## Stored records
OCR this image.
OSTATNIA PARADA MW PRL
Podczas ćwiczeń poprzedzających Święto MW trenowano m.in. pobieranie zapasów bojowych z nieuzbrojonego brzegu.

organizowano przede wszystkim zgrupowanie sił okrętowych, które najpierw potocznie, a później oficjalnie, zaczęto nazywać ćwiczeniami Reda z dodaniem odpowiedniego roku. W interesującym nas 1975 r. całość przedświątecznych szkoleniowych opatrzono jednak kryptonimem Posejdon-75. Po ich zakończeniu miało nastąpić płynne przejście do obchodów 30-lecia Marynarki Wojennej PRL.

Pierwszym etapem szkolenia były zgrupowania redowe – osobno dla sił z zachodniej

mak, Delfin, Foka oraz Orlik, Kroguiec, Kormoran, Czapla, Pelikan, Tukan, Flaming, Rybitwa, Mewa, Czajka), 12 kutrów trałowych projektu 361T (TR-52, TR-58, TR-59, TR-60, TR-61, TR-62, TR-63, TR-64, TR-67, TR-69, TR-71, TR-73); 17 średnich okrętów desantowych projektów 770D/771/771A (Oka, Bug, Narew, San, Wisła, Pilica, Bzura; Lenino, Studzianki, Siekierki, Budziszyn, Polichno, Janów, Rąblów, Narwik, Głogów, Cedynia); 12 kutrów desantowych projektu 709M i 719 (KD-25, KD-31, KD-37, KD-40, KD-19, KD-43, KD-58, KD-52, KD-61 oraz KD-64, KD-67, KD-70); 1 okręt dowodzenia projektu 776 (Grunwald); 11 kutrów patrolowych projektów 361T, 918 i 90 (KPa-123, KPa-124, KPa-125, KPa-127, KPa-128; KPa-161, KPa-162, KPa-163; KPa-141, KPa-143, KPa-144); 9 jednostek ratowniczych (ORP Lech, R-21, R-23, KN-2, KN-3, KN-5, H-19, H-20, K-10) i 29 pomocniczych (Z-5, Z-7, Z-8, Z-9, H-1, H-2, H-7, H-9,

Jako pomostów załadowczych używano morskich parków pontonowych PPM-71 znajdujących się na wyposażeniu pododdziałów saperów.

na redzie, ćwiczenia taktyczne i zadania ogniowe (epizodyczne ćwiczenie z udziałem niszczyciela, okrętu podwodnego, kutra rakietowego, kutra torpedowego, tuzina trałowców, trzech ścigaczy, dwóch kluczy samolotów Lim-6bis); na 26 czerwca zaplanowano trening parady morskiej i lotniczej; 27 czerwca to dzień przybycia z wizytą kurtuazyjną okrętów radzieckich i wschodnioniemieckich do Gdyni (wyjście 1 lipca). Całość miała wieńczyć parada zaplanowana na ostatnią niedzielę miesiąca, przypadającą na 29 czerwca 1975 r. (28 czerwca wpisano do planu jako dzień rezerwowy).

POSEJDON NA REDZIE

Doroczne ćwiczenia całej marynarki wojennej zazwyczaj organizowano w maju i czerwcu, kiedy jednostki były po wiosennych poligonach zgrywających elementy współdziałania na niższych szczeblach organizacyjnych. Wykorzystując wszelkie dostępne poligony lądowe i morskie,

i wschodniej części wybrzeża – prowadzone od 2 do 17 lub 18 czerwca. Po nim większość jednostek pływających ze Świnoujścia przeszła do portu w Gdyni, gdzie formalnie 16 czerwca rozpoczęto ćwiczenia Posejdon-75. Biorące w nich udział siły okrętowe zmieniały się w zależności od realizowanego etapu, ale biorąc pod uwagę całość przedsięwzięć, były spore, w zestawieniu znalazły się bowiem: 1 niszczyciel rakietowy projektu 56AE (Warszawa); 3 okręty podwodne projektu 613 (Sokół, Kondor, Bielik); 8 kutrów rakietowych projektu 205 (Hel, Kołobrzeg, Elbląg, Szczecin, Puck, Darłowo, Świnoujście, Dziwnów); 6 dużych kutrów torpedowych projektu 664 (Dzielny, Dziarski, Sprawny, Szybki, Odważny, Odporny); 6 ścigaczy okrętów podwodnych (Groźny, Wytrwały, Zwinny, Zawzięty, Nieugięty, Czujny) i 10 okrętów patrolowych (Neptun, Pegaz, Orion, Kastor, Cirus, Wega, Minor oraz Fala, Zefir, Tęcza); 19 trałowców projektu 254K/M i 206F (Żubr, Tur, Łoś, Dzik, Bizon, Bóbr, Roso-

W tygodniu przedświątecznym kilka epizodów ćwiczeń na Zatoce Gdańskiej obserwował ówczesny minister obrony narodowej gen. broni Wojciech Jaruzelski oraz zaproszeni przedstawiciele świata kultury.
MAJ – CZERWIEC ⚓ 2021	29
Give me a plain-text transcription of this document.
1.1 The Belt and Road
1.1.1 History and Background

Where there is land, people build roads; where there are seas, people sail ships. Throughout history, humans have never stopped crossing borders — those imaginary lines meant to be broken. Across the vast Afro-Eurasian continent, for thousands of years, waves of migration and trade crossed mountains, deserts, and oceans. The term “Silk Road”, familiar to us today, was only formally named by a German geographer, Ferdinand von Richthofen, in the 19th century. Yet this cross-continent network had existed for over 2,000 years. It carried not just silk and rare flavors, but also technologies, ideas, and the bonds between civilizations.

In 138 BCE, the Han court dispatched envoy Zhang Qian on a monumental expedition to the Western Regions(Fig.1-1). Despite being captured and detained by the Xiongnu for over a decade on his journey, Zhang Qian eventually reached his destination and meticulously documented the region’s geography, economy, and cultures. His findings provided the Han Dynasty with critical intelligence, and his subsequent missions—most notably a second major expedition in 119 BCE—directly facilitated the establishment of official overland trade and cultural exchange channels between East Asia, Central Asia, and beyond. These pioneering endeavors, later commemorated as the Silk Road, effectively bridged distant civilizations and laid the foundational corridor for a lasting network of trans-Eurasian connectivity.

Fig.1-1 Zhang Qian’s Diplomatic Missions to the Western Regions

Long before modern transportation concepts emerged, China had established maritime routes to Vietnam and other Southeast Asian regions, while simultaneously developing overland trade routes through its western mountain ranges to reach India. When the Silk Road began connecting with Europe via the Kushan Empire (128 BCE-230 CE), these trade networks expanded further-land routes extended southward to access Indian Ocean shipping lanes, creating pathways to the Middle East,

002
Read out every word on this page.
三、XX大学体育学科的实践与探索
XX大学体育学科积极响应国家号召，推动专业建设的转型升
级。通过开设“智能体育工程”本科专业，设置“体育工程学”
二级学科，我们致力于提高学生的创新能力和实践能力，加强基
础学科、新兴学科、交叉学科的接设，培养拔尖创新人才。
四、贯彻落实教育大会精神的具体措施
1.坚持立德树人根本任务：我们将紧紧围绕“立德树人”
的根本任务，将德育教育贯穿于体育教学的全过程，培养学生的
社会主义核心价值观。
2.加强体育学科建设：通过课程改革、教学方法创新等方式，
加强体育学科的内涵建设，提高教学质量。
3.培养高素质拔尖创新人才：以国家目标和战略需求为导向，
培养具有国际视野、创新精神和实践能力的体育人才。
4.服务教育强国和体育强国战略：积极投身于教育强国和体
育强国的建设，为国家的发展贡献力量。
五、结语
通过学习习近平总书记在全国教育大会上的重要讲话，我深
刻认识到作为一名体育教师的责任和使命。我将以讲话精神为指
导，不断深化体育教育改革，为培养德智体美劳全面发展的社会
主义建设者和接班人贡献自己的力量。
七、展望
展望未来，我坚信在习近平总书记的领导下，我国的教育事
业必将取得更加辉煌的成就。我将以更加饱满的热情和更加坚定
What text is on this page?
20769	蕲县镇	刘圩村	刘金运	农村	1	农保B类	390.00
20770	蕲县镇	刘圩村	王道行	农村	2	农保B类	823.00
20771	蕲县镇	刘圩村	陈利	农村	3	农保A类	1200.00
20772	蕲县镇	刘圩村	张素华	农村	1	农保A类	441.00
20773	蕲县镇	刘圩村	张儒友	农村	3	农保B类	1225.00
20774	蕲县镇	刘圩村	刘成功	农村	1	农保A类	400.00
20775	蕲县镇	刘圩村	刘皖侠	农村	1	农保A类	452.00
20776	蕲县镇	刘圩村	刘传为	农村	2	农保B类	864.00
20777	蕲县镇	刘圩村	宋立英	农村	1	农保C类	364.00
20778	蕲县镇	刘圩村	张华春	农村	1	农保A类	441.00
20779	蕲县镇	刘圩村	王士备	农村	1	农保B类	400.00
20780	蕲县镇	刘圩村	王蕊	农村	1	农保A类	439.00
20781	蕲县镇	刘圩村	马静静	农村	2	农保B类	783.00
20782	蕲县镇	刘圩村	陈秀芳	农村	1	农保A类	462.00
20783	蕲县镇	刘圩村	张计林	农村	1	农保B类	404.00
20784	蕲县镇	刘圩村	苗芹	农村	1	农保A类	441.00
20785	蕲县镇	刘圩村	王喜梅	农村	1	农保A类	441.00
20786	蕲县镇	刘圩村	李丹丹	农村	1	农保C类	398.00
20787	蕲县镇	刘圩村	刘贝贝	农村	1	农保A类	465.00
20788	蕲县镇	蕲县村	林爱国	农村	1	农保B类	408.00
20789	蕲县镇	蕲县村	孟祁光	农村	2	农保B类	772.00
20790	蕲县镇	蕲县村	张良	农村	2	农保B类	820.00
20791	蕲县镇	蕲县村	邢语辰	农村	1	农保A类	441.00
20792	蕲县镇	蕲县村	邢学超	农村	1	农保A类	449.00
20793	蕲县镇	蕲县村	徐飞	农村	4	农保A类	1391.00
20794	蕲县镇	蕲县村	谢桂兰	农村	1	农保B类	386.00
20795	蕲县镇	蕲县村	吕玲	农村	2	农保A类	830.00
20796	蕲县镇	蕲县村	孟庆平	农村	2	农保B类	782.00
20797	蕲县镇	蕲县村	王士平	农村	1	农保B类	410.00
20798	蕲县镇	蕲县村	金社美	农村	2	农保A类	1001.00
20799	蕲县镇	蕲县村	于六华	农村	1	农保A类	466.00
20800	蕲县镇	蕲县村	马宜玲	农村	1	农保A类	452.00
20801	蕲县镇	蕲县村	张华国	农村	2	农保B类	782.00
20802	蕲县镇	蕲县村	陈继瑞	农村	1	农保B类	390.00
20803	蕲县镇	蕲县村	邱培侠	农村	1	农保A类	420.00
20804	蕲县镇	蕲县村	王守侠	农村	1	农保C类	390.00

## Set exercise
Report the number of lines that contain "trałowców", with no other words.

## Expected answer
2